= Task instructions =
Output the data word for word, dropping every image.

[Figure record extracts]
------------------------------------

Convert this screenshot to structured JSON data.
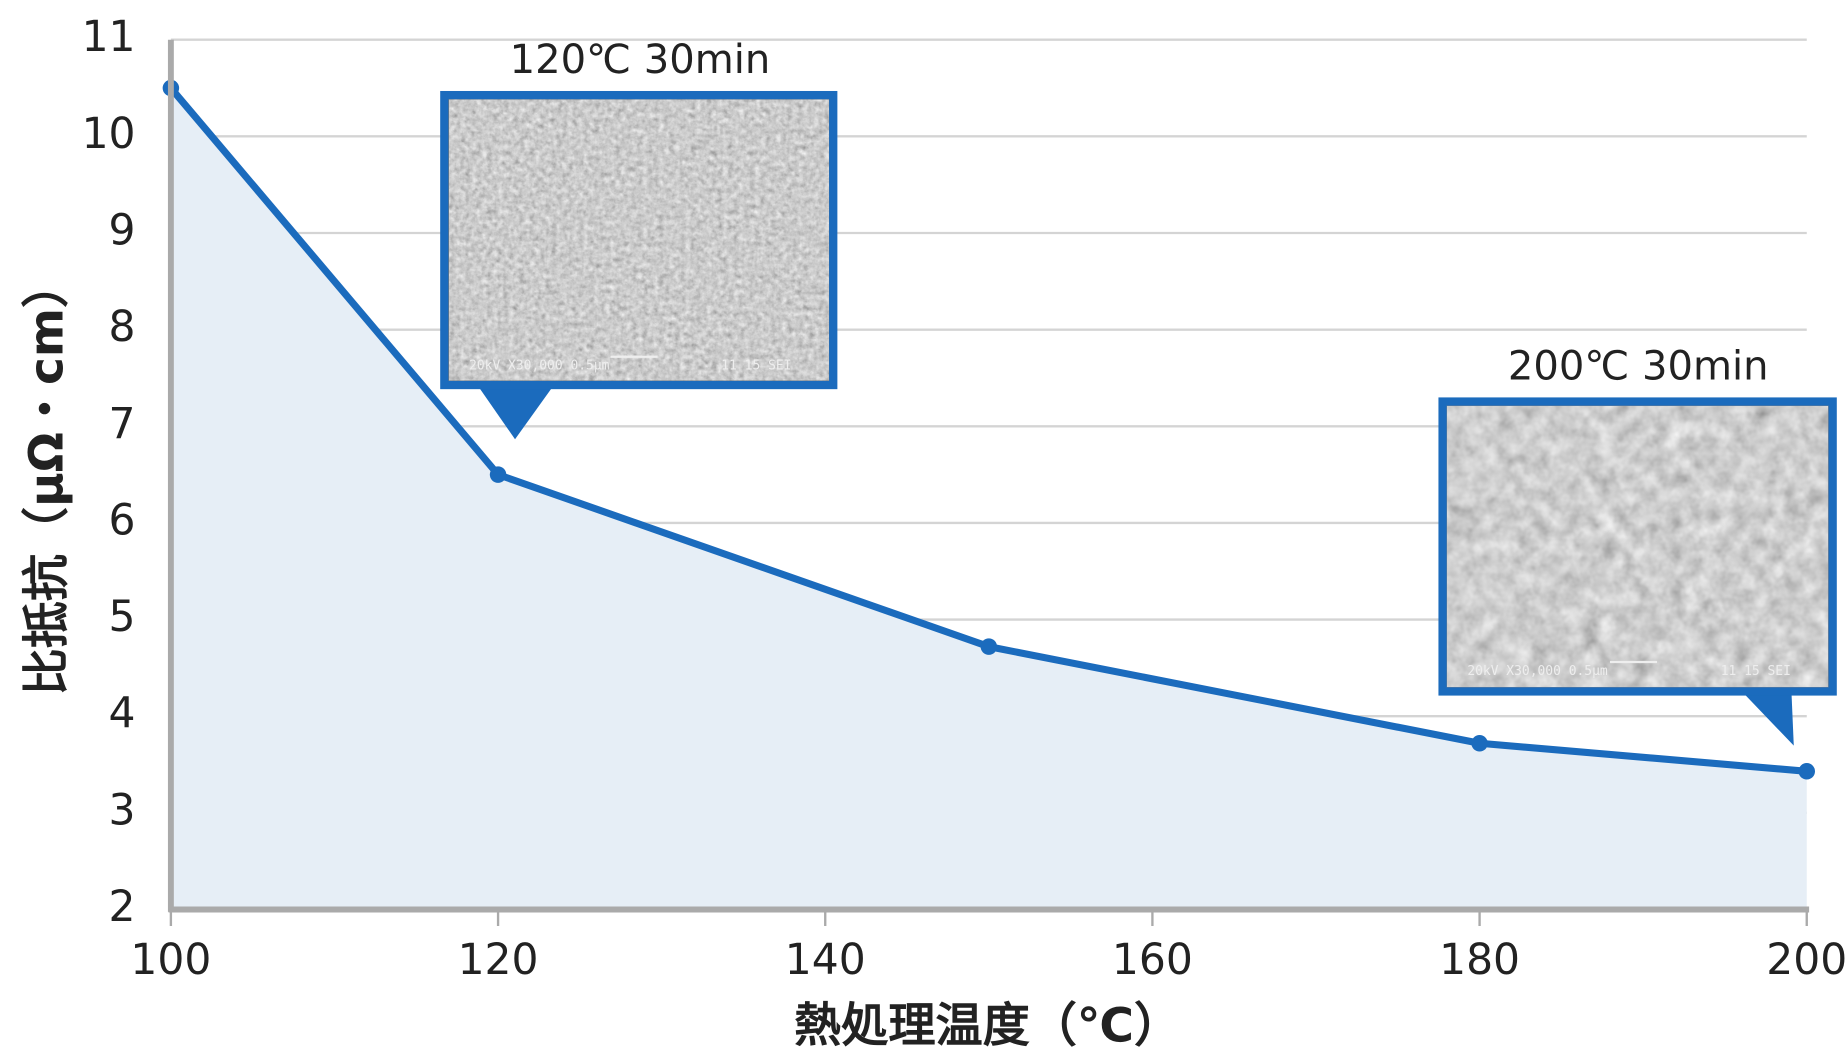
{
  "chart_data": {
    "type": "line",
    "x": [
      100,
      120,
      150,
      180,
      200
    ],
    "values": [
      10.5,
      6.5,
      4.72,
      3.72,
      3.43
    ],
    "color": "#1b6bbd",
    "area_color": "#e6eef6",
    "xlim": [
      100,
      200
    ],
    "xticks": [
      100,
      120,
      140,
      160,
      180,
      200
    ],
    "ylim": [
      2,
      11
    ],
    "yticks": [
      2,
      3,
      4,
      5,
      6,
      7,
      8,
      9,
      10,
      11
    ],
    "grid": true,
    "x_label": "熱処理温度（℃）",
    "y_label": "比抵抗（μΩ・cm）",
    "annotations": [
      {
        "text": "120℃ 30min",
        "caption_left": "20kV  X30,000 0.5μm",
        "caption_right": "11 15 SEI"
      },
      {
        "text": "200℃ 30min",
        "caption_left": "20kV  X30,000 0.5μm",
        "caption_right": "11 15 SEI"
      }
    ]
  }
}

------------------------------------

= Written solution =
Convert this screenshot to structured JSON data.
{
  "chart_data": {
    "type": "line",
    "x": [
      100,
      120,
      150,
      180,
      200
    ],
    "values": [
      10.5,
      6.5,
      4.72,
      3.72,
      3.43
    ],
    "color": "#1b6bbd",
    "area_color": "#e6eef6",
    "xlim": [
      100,
      200
    ],
    "xticks": [
      100,
      120,
      140,
      160,
      180,
      200
    ],
    "ylim": [
      2,
      11
    ],
    "yticks": [
      2,
      3,
      4,
      5,
      6,
      7,
      8,
      9,
      10,
      11
    ],
    "grid": true,
    "x_label": "熱処理温度（℃）",
    "y_label": "比抵抗（μΩ・cm）",
    "annotations": [
      {
        "text": "120℃ 30min",
        "caption_left": "20kV  X30,000 0.5μm",
        "caption_right": "11 15 SEI"
      },
      {
        "text": "200℃ 30min",
        "caption_left": "20kV  X30,000 0.5μm",
        "caption_right": "11 15 SEI"
      }
    ]
  }
}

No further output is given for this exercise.